Trecho extraído:
************
Outro momento importante, no
sentido de assegurar a estabilidade econômica, foi a criação da Caixa de
Conversão, implantada através do Decreto n. 1.575, de 6 de dezembro de 1906.
Seu funcionamento efetivo se deu em 23 de dezembro do mesmo ano. Em linhas
gerais seu mecanismo funcionava da seguinte forma: estabeleceu-se um fundo destinado
a receber moedas de ouro. Deste modo, a Caixa de Conversão, estando lastreada
sob esse ativo, poderia emitir notas plenamente conversíveis em ouro de curso
legal, em forma de bilhetes ao portador, até o valor de 320 mil contos de réis
ou 20 milhões de libras esterlinas, ao câmbio fixo de 15 esterlinos por
mil-réis. As notas devolvidas ao fundo seriam imediatamente incineradas. Estava
implantado o padrão-ouro que funcionaria até 1914.
Lastro em ouro para as aplicações |
A criação da Caixa de
Conversão deve ser entendida dentro de um contexto mais amplo. Ao fim do século
XIX, a Inglaterra era a maior potência comercial e financeira mundial e,
portanto, seu padrão monetário de trocas foi adotado aos poucos pela maioria
dos países centrais e periféricos. Era o “Gold Standard”. Somente
após sedimentar-se o ouro como base de troca entre os países, o metal passou a servir
como meio de pagamento dentro do país, estabelecendo-se o câmbio fixo, onde tal
padrão fosse adotado. Para que tal regime fosse mantido, sem grandes colapsos,
era imprescindível a existência de um Banco Central no país. Sua função seria
restabelecer os fluxos de entrada de ouro, em caso de uma grande evasão do
metal, através da elevação da taxa de redesconto.
Tal assunto tem uma vasta
bibliografia45 e inúmeros pontos a serem a analisados. Nossa intenção será
apenas comentar, de forma genérica, os naturais obstáculos gerados pela adoção
do padrão-ouro até 1914, no centro e na periferia, além das vantagens e das
restrições sentidas pelos bancos comerciais nesse contexto.
************
(Dados de anotação de caixas)
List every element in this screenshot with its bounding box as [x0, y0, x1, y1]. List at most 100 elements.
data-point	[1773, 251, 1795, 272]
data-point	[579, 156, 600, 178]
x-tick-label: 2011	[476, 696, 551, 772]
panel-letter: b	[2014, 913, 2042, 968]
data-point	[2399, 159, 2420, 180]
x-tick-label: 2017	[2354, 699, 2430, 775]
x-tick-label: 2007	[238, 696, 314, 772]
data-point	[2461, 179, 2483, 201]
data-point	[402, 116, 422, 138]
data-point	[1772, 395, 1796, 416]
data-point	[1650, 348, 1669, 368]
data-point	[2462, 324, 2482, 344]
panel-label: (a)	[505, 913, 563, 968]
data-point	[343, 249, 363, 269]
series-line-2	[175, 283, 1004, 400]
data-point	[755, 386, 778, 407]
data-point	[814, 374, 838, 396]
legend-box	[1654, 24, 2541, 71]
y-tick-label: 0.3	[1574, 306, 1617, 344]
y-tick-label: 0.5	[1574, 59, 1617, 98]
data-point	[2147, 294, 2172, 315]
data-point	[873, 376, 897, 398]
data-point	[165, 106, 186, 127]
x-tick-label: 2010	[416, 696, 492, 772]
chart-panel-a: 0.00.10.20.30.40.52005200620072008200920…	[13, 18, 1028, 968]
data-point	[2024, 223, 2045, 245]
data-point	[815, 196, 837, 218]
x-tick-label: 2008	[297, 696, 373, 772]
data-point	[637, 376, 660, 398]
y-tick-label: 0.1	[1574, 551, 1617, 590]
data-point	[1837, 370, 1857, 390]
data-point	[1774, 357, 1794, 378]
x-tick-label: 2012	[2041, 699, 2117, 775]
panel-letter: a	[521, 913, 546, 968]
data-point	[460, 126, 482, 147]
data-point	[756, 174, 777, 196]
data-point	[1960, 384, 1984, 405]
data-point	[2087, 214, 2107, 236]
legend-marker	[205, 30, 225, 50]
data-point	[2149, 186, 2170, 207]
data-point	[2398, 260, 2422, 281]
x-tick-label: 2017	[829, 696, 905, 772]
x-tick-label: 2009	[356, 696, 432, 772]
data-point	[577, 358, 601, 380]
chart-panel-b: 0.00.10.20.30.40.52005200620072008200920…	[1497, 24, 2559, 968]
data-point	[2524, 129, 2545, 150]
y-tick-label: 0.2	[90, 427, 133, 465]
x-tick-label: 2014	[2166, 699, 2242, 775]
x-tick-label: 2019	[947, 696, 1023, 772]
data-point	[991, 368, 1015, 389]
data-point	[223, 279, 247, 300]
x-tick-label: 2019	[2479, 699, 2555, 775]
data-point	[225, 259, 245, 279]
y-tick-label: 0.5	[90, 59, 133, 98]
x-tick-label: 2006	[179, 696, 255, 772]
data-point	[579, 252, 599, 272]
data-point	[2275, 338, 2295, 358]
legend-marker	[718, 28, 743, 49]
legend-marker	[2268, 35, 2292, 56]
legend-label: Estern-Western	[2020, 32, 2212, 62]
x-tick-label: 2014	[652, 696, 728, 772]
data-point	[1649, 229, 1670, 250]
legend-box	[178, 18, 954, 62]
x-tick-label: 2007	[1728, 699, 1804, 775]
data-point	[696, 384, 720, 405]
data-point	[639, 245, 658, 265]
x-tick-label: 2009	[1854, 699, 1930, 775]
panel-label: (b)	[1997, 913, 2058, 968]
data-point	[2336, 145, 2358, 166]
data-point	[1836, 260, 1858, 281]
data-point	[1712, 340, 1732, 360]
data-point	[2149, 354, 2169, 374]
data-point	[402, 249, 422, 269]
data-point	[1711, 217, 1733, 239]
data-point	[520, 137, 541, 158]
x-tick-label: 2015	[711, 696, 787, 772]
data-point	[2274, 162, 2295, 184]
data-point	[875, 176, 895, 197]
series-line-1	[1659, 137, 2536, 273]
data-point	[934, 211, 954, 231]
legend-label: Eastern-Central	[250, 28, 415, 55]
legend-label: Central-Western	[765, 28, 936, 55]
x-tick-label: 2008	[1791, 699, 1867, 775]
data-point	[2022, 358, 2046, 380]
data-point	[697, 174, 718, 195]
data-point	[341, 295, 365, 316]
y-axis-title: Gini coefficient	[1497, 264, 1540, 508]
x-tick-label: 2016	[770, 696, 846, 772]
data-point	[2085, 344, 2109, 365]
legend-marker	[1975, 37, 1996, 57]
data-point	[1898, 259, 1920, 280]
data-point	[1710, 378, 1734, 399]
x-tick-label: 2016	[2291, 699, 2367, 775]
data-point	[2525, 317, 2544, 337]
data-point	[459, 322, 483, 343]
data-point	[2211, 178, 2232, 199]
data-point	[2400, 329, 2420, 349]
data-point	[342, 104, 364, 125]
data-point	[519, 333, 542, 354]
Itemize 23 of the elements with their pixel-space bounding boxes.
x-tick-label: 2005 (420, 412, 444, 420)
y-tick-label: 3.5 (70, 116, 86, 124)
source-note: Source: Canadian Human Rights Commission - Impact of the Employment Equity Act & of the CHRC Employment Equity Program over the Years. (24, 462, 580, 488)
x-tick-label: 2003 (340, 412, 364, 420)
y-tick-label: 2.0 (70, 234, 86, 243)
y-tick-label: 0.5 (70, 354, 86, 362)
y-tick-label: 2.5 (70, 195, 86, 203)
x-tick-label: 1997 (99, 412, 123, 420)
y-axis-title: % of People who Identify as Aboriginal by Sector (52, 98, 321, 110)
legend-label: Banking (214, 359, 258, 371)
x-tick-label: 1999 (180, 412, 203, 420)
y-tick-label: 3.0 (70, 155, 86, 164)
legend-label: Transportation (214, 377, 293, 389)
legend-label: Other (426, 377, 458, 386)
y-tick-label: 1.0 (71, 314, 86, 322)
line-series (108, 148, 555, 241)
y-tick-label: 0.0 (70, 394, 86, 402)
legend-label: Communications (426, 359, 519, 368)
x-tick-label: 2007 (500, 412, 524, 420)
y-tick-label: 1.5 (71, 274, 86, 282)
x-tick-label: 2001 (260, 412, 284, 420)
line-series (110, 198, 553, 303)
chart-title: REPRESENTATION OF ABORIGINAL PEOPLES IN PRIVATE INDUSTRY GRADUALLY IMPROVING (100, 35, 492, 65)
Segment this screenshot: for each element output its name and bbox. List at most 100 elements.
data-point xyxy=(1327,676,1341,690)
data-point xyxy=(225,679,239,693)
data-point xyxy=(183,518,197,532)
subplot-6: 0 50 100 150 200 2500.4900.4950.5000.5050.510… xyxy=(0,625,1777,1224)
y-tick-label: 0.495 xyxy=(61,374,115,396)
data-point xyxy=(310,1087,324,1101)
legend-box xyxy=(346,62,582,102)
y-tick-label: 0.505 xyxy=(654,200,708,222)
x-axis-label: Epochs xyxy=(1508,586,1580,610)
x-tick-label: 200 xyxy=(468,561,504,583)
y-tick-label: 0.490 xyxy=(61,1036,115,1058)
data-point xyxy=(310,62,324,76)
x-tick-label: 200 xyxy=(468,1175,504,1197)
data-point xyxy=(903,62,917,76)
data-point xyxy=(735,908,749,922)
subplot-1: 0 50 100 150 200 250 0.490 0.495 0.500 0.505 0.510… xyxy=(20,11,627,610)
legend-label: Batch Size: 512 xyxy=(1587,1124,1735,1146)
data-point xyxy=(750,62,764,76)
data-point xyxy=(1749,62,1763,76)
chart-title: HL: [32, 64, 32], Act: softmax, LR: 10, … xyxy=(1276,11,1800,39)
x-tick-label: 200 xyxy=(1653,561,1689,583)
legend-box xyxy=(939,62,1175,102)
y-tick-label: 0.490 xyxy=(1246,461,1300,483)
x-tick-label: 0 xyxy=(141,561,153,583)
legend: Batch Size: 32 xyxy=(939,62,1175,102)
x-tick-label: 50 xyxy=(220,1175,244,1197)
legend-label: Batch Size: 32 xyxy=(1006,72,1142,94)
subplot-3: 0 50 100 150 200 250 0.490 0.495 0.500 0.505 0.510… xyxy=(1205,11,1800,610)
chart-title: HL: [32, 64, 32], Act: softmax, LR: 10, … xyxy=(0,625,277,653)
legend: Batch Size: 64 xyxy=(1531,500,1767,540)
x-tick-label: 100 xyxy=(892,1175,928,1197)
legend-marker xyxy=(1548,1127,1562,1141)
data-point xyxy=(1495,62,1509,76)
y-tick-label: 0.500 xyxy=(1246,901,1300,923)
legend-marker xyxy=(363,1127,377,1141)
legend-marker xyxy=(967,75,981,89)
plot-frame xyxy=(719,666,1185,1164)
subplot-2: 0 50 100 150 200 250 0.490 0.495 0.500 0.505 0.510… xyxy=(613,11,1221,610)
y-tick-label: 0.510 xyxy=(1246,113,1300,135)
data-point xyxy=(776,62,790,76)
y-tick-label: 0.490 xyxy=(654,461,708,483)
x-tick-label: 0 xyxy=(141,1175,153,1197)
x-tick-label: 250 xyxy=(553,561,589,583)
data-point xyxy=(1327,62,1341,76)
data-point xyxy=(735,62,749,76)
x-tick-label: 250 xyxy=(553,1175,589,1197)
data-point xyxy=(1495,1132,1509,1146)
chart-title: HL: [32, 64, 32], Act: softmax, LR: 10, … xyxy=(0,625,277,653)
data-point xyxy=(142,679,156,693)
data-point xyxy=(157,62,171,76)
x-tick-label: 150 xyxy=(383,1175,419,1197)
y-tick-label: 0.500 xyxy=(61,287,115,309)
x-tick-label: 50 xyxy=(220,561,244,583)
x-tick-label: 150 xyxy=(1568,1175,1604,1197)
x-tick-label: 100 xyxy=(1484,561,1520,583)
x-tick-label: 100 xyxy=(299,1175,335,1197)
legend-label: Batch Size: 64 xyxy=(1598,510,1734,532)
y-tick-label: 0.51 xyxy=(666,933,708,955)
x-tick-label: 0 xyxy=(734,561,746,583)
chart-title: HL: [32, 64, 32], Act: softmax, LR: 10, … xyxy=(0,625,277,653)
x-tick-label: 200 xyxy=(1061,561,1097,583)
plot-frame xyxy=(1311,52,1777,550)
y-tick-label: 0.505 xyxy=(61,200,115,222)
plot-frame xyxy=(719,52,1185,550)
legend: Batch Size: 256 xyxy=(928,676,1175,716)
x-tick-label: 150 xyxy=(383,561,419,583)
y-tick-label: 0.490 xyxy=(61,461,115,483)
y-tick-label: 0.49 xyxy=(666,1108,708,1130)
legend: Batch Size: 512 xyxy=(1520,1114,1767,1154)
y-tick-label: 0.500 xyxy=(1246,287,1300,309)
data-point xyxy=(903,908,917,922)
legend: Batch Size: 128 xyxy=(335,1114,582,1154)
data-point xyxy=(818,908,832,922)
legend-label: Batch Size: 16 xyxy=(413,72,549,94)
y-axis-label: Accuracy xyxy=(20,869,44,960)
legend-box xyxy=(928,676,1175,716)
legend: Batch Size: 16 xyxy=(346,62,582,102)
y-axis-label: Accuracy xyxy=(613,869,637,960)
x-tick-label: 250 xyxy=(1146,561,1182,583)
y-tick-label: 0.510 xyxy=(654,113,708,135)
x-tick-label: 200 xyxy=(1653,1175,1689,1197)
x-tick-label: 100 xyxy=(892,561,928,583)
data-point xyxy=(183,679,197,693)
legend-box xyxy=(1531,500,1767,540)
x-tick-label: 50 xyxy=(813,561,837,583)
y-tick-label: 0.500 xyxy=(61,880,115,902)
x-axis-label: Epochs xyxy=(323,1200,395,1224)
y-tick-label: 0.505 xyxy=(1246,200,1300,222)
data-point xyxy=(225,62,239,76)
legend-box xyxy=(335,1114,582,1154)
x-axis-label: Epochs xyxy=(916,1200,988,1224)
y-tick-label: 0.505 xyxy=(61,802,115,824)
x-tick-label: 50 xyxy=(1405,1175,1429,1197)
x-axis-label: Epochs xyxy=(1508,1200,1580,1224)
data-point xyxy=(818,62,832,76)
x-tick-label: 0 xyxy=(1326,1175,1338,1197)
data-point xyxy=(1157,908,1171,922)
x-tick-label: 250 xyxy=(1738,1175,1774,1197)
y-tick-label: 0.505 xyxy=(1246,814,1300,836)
************
Lista de tarefas:
1) Segundo o trecho sobre a Caixa de Conversão, em que data ela começou a funcionar efetivamente?
2) Selecione todas as linhas dos registros que contêm a palavra "screenshot".

Respostas dos exercícios:
1) Em 23 de dezembro de 1906.

2)
List every element in this screenshot with its bounding box as [x0, y0, x1, y1]. List at most 100 elements.
Segment this screenshot: for each element output its name and bbox. List at most 100 elements.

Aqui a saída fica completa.